Given exercise — In the data below, find each line containing the string "masa" and return it.

--- Begin ---

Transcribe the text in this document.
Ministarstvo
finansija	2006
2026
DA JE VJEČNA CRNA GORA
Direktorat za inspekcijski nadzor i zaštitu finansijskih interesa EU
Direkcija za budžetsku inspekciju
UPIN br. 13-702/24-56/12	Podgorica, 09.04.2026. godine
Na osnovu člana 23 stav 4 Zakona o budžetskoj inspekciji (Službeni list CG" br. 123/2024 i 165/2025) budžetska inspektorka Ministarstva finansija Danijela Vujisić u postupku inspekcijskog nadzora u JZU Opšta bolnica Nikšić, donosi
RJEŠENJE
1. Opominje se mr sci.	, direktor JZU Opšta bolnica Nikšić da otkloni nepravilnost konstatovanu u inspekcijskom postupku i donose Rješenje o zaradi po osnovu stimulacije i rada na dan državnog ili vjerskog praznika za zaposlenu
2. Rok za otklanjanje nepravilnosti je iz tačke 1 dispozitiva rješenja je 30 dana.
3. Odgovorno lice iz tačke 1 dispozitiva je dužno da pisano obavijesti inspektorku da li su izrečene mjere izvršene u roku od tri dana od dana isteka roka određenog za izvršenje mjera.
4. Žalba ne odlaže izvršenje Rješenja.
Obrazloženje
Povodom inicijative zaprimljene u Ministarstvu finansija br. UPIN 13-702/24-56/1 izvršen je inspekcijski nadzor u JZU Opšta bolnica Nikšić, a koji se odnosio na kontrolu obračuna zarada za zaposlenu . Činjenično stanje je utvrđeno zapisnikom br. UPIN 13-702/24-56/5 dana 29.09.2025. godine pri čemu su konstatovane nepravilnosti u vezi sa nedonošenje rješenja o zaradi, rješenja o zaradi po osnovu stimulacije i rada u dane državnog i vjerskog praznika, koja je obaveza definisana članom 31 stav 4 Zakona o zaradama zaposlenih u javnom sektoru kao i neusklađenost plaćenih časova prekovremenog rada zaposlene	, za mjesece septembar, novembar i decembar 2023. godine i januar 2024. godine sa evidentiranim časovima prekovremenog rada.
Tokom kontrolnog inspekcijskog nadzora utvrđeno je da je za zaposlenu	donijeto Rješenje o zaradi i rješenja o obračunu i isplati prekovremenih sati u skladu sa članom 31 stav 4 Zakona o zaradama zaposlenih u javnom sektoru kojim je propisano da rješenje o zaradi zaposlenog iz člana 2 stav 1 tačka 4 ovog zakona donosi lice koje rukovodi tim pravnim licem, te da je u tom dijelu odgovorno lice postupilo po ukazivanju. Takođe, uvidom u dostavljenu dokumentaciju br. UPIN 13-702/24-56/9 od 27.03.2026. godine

--- End ---
--- Begin ---

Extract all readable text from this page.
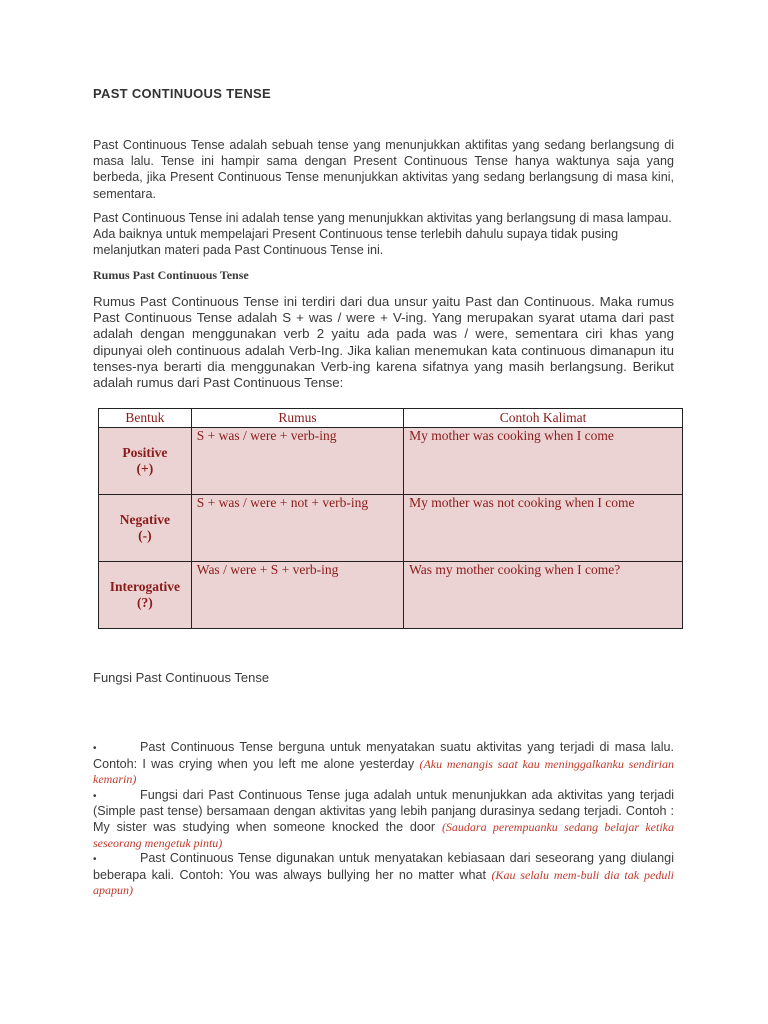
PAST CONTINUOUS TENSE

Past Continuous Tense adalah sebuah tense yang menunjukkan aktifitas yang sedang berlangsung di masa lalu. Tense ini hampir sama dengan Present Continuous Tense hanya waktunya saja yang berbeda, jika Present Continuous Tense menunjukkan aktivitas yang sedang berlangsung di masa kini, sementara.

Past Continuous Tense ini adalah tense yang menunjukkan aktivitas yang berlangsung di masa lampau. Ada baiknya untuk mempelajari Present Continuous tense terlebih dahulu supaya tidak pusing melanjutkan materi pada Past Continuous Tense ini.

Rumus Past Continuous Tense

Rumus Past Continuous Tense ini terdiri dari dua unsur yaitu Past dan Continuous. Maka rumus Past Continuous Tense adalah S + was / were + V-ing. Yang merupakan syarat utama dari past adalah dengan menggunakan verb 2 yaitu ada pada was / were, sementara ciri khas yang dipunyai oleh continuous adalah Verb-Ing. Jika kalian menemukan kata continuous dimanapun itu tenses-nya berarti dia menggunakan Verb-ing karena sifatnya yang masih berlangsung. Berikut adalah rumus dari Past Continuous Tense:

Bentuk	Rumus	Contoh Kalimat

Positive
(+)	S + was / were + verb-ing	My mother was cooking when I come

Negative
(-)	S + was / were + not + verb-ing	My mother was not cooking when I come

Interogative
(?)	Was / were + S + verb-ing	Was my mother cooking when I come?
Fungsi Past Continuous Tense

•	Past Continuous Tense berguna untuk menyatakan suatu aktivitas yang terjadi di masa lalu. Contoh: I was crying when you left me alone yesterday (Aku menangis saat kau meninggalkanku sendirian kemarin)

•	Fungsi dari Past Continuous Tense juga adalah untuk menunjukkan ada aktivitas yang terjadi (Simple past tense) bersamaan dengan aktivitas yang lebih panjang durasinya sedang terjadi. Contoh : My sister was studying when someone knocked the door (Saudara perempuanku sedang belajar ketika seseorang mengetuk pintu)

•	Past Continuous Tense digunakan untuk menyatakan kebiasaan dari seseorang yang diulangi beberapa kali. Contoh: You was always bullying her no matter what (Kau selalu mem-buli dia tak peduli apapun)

--- End ---

Complete response —
Past Continuous Tense adalah sebuah tense yang menunjukkan aktifitas yang sedang berlangsung di masa lalu. Tense ini hampir sama dengan Present Continuous Tense hanya waktunya saja yang berbeda, jika Present Continuous Tense menunjukkan aktivitas yang sedang berlangsung di masa kini, sementara.
Past Continuous Tense ini adalah tense yang menunjukkan aktivitas yang berlangsung di masa lampau. Ada baiknya untuk mempelajari Present Continuous tense terlebih dahulu supaya tidak pusing melanjutkan materi pada Past Continuous Tense ini.
•	Past Continuous Tense berguna untuk menyatakan suatu aktivitas yang terjadi di masa lalu. Contoh: I was crying when you left me alone yesterday (Aku menangis saat kau meninggalkanku sendirian kemarin)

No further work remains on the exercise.